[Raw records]
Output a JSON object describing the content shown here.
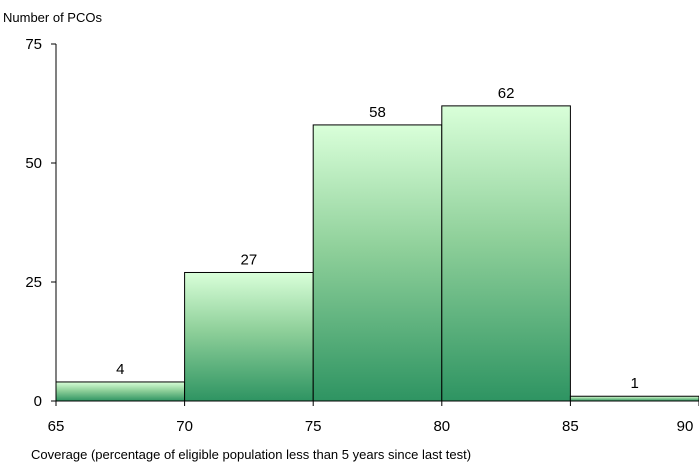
{
  "chart_data": {
    "type": "bar",
    "title": "",
    "ylabel": "Number of PCOs",
    "xlabel": "Coverage (percentage of eligible population less than 5 years since last test)",
    "bins": [
      {
        "from": 65,
        "to": 70,
        "value": 4
      },
      {
        "from": 70,
        "to": 75,
        "value": 27
      },
      {
        "from": 75,
        "to": 80,
        "value": 58
      },
      {
        "from": 80,
        "to": 85,
        "value": 62
      },
      {
        "from": 85,
        "to": 90,
        "value": 1
      }
    ],
    "xlim": [
      65,
      90
    ],
    "ylim": [
      0,
      75
    ],
    "x_ticks": [
      "65",
      "70",
      "75",
      "80",
      "85",
      "90"
    ],
    "y_ticks": [
      "0",
      "25",
      "50",
      "75"
    ],
    "data_labels": [
      "4",
      "27",
      "58",
      "62",
      "1"
    ],
    "grid": false,
    "legend": "none",
    "colors": {
      "bar_gradient_top": "#d9ffd9",
      "bar_gradient_mid": "#8fd09a",
      "bar_gradient_bottom": "#2e9462",
      "bar_outline": "#000000",
      "axis": "#000000"
    }
  }
}
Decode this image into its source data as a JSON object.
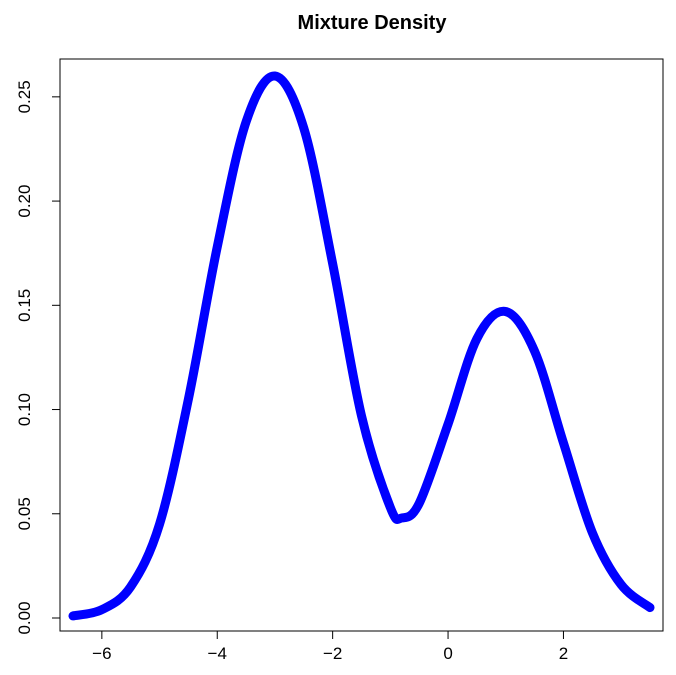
{
  "chart_data": {
    "type": "line",
    "title": "Mixture Density",
    "xlabel": "",
    "ylabel": "",
    "xlim": [
      -6.5,
      3.5
    ],
    "ylim": [
      0,
      0.26
    ],
    "x_ticks": [
      -6,
      -4,
      -2,
      0,
      2
    ],
    "x_tick_labels": [
      "−6",
      "−4",
      "−2",
      "0",
      "2"
    ],
    "y_ticks": [
      0.0,
      0.05,
      0.1,
      0.15,
      0.2,
      0.25
    ],
    "y_tick_labels": [
      "0.00",
      "0.05",
      "0.10",
      "0.15",
      "0.20",
      "0.25"
    ],
    "grid": false,
    "series": [
      {
        "color": "#0000ff",
        "x": [
          -6.5,
          -6.0,
          -5.5,
          -5.0,
          -4.5,
          -4.0,
          -3.5,
          -3.0,
          -2.5,
          -2.0,
          -1.5,
          -1.0,
          -0.8,
          -0.5,
          0.0,
          0.5,
          1.0,
          1.5,
          2.0,
          2.5,
          3.0,
          3.5
        ],
        "y": [
          0.001,
          0.004,
          0.015,
          0.045,
          0.105,
          0.178,
          0.238,
          0.26,
          0.235,
          0.17,
          0.097,
          0.053,
          0.048,
          0.055,
          0.093,
          0.134,
          0.147,
          0.128,
          0.084,
          0.041,
          0.016,
          0.005
        ]
      }
    ]
  }
}
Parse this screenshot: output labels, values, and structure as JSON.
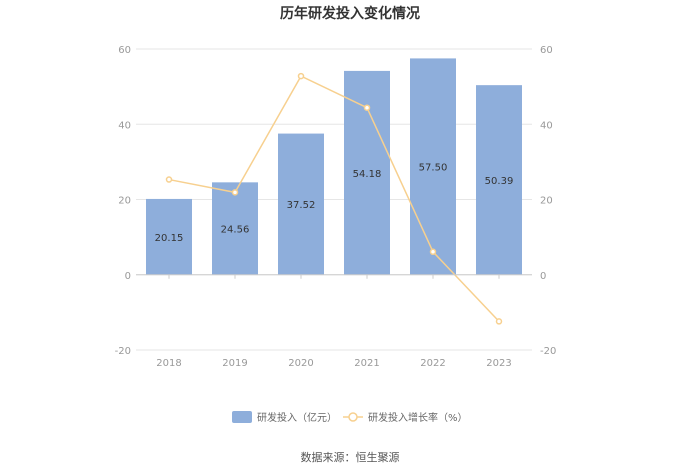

● STATED TASK
How many lines in these entries hold the string "from"? Answer with the number alone.

● WRITTEN ANSWER
5